## Problem statement
Please report every line from the material that contains the word "this".

## Data
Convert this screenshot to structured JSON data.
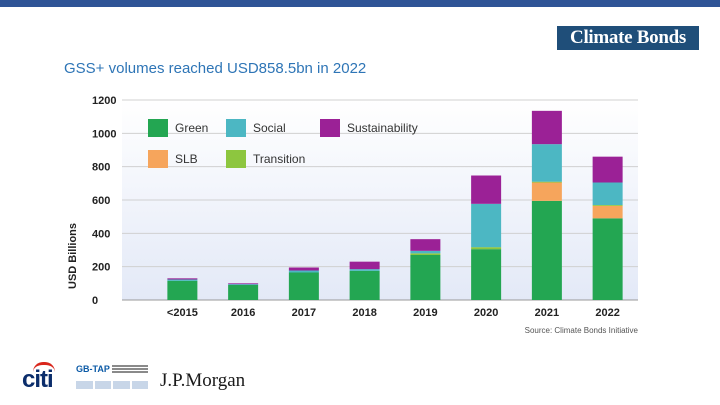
{
  "header": {
    "logo_text": "Climate Bonds",
    "title": "GSS+ volumes reached USD858.5bn in 2022"
  },
  "chart_data": {
    "type": "bar",
    "stacked": true,
    "title": "",
    "xlabel": "",
    "ylabel": "USD Billions",
    "ylim": [
      0,
      1200
    ],
    "yticks": [
      0,
      200,
      400,
      600,
      800,
      1000,
      1200
    ],
    "categories": [
      "<2015",
      "2016",
      "2017",
      "2018",
      "2019",
      "2020",
      "2021",
      "2022"
    ],
    "series": [
      {
        "name": "Green",
        "color": "#23a652",
        "values": [
          115,
          90,
          165,
          175,
          270,
          305,
          595,
          490
        ]
      },
      {
        "name": "SLB",
        "color": "#f6a55c",
        "values": [
          0,
          0,
          0,
          0,
          0,
          0,
          110,
          75
        ]
      },
      {
        "name": "Transition",
        "color": "#8dc63f",
        "values": [
          0,
          0,
          0,
          0,
          10,
          12,
          5,
          5
        ]
      },
      {
        "name": "Social",
        "color": "#4cb7c3",
        "values": [
          8,
          5,
          12,
          10,
          15,
          260,
          225,
          135
        ]
      },
      {
        "name": "Sustainability",
        "color": "#9b2196",
        "values": [
          7,
          5,
          18,
          45,
          70,
          170,
          200,
          155
        ]
      }
    ],
    "legend_order": [
      "Green",
      "Social",
      "Sustainability",
      "SLB",
      "Transition"
    ],
    "legend_position": "top-left",
    "source": "Source: Climate Bonds Initiative"
  },
  "footer": {
    "citi": "citi",
    "gbtap": "GB-TAP",
    "jpmorgan": "J.P.Morgan"
  }
}
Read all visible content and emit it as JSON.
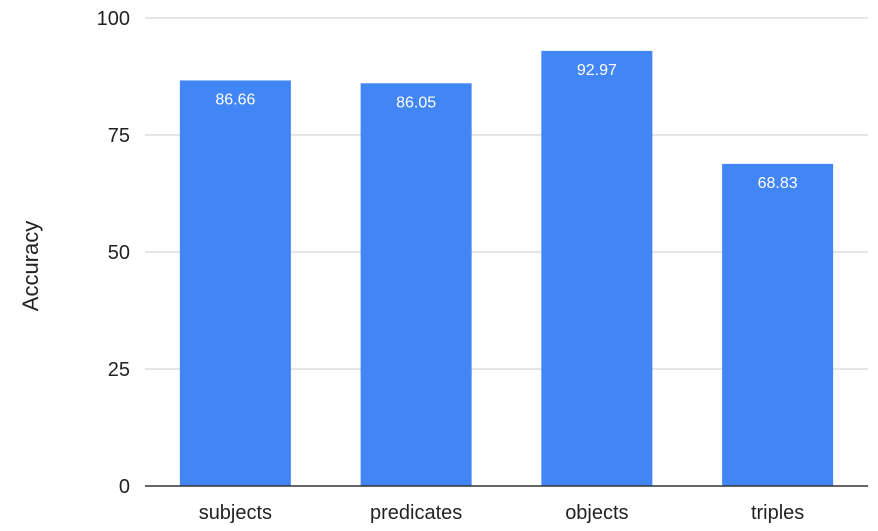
{
  "chart_data": {
    "type": "bar",
    "title": "",
    "xlabel": "",
    "ylabel": "Accuracy",
    "categories": [
      "subjects",
      "predicates",
      "objects",
      "triples"
    ],
    "values": [
      86.66,
      86.05,
      92.97,
      68.83
    ],
    "value_labels": [
      "86.66",
      "86.05",
      "92.97",
      "68.83"
    ],
    "ylim": [
      0,
      100
    ],
    "yticks": [
      0,
      25,
      50,
      75,
      100
    ],
    "grid": true,
    "legend": "none",
    "bar_color": "#4285F4",
    "gridline_color": "#cccccc",
    "axis_color": "#333333"
  }
}
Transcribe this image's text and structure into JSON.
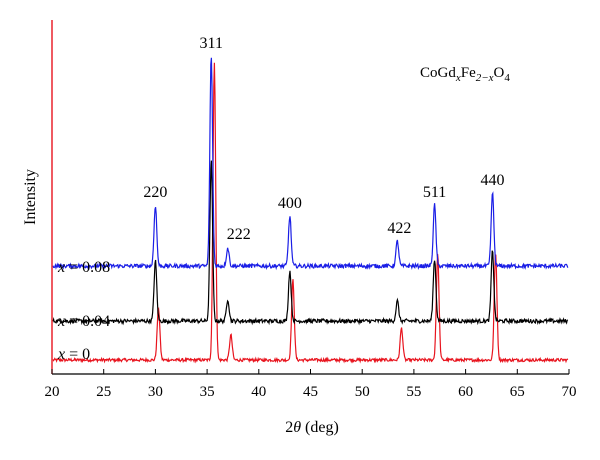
{
  "chart_data": {
    "type": "line",
    "title": "",
    "xlabel": "2θ (deg)",
    "ylabel": "Intensity",
    "xlim": [
      20,
      70
    ],
    "x_ticks": [
      20,
      25,
      30,
      35,
      40,
      45,
      50,
      55,
      60,
      65,
      70
    ],
    "y_scale": "arbitrary",
    "grid": false,
    "legend": "none",
    "formula_label": {
      "parts": [
        "CoGd",
        "x",
        "Fe",
        "2−x",
        "O",
        "4"
      ],
      "styles": [
        "normal",
        "sub-italic",
        "normal",
        "sub-italic",
        "normal",
        "sub"
      ]
    },
    "peak_labels": [
      {
        "text": "220",
        "x": 30.0
      },
      {
        "text": "311",
        "x": 35.4
      },
      {
        "text": "222",
        "x": 37.0
      },
      {
        "text": "400",
        "x": 43.0
      },
      {
        "text": "422",
        "x": 53.4
      },
      {
        "text": "511",
        "x": 57.0
      },
      {
        "text": "440",
        "x": 62.6
      }
    ],
    "series": [
      {
        "name": "x = 0",
        "color": "#e8141e",
        "noise": 3,
        "peaks": [
          {
            "x": 30.3,
            "h": 52
          },
          {
            "x": 35.7,
            "h": 298
          },
          {
            "x": 37.3,
            "h": 25
          },
          {
            "x": 43.3,
            "h": 80
          },
          {
            "x": 53.8,
            "h": 32
          },
          {
            "x": 57.3,
            "h": 106
          },
          {
            "x": 62.9,
            "h": 108
          }
        ]
      },
      {
        "name": "x = 0.04",
        "color": "#000000",
        "noise": 4,
        "peaks": [
          {
            "x": 30.0,
            "h": 60
          },
          {
            "x": 35.4,
            "h": 160
          },
          {
            "x": 37.0,
            "h": 22
          },
          {
            "x": 43.0,
            "h": 50
          },
          {
            "x": 53.4,
            "h": 20
          },
          {
            "x": 57.0,
            "h": 62
          },
          {
            "x": 62.6,
            "h": 70
          }
        ]
      },
      {
        "name": "x = 0.08",
        "color": "#1a1ee6",
        "noise": 4,
        "peaks": [
          {
            "x": 30.0,
            "h": 61
          },
          {
            "x": 35.4,
            "h": 211
          },
          {
            "x": 37.0,
            "h": 18
          },
          {
            "x": 43.0,
            "h": 50
          },
          {
            "x": 53.4,
            "h": 25
          },
          {
            "x": 57.0,
            "h": 61
          },
          {
            "x": 62.6,
            "h": 73
          }
        ]
      }
    ]
  }
}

## Full solution
Convert this screenshot to structured JSON data.
Transcribe this image's text and structure into JSON.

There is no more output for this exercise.